═════ Raw data ═════
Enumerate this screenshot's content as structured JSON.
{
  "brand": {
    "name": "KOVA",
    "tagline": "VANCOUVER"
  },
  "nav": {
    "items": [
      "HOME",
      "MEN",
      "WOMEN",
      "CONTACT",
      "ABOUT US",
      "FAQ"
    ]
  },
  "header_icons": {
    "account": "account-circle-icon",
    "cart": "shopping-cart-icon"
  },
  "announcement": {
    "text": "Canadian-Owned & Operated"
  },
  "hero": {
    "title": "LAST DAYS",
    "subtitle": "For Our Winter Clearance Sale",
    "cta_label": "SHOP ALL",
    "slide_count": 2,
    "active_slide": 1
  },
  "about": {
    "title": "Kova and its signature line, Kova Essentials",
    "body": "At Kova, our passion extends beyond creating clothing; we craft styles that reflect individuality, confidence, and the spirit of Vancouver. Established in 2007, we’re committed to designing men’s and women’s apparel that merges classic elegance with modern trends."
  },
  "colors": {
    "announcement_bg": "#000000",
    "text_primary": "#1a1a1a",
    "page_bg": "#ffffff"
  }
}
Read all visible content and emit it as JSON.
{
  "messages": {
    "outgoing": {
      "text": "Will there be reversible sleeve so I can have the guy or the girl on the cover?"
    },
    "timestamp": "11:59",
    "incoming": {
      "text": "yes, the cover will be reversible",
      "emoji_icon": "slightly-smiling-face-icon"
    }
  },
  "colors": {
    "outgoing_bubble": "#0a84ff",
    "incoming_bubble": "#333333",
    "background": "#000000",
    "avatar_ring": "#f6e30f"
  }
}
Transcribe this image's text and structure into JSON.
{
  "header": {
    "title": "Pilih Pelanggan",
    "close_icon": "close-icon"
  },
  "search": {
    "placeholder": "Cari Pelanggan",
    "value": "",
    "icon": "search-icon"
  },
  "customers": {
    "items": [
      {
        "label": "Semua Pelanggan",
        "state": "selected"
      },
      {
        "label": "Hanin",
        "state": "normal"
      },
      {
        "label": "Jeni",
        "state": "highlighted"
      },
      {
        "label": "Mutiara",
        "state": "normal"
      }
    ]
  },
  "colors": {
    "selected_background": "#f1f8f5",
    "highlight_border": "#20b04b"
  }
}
═════
Write out every record verbatim.

**Result for this task**
Enumerate this screenshot's content as structured JSON.
{
  "brand": {
    "name": "KOVA",
    "tagline": "VANCOUVER"
  },
  "nav": {
    "items": [
      "HOME",
      "MEN",
      "WOMEN",
      "CONTACT",
      "ABOUT US",
      "FAQ"
    ]
  },
  "header_icons": {
    "account": "account-circle-icon",
    "cart": "shopping-cart-icon"
  },
  "announcement": {
    "text": "Canadian-Owned & Operated"
  },
  "hero": {
    "title": "LAST DAYS",
    "subtitle": "For Our Winter Clearance Sale",
    "cta_label": "SHOP ALL",
    "slide_count": 2,
    "active_slide": 1
  },
  "about": {
    "title": "Kova and its signature line, Kova Essentials",
    "body": "At Kova, our passion extends beyond creating clothing; we craft styles that reflect individuality, confidence, and the spirit of Vancouver. Established in 2007, we’re committed to designing men’s and women’s apparel that merges classic elegance with modern trends."
  },
  "colors": {
    "announcement_bg": "#000000",
    "text_primary": "#1a1a1a",
    "page_bg": "#ffffff"
  }
}
Read all visible content and emit it as JSON.
{
  "messages": {
    "outgoing": {
      "text": "Will there be reversible sleeve so I can have the guy or the girl on the cover?"
    },
    "timestamp": "11:59",
    "incoming": {
      "text": "yes, the cover will be reversible",
      "emoji_icon": "slightly-smiling-face-icon"
    }
  },
  "colors": {
    "outgoing_bubble": "#0a84ff",
    "incoming_bubble": "#333333",
    "background": "#000000",
    "avatar_ring": "#f6e30f"
  }
}
Transcribe this image's text and structure into JSON.
{
  "header": {
    "title": "Pilih Pelanggan",
    "close_icon": "close-icon"
  },
  "search": {
    "placeholder": "Cari Pelanggan",
    "value": "",
    "icon": "search-icon"
  },
  "customers": {
    "items": [
      {
        "label": "Semua Pelanggan",
        "state": "selected"
      },
      {
        "label": "Hanin",
        "state": "normal"
      },
      {
        "label": "Jeni",
        "state": "highlighted"
      },
      {
        "label": "Mutiara",
        "state": "normal"
      }
    ]
  },
  "colors": {
    "selected_background": "#f1f8f5",
    "highlight_border": "#20b04b"
  }
}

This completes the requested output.